PROMPT. Count how many lines in this material contain "WADIA". The answer is that number alone.

Items from a data source:
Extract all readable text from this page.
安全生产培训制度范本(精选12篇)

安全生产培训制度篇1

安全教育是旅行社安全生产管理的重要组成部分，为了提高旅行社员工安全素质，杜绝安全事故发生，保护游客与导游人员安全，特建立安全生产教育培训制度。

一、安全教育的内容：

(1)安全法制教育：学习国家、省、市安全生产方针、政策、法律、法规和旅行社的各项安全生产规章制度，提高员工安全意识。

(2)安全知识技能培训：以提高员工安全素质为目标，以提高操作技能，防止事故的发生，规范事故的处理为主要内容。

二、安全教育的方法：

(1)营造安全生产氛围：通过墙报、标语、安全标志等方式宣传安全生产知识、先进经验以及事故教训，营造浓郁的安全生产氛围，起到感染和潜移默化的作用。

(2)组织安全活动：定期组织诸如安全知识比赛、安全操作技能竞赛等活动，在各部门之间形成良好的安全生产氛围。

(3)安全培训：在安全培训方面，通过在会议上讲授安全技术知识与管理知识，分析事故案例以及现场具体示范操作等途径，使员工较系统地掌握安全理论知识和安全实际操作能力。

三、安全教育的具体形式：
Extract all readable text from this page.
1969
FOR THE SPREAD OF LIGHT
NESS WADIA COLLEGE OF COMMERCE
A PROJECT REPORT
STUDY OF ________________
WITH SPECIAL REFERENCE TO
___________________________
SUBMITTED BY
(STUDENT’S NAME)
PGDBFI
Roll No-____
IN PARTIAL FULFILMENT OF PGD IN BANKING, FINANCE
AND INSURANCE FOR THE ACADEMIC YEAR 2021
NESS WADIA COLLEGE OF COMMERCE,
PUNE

TASK ANSWER. 2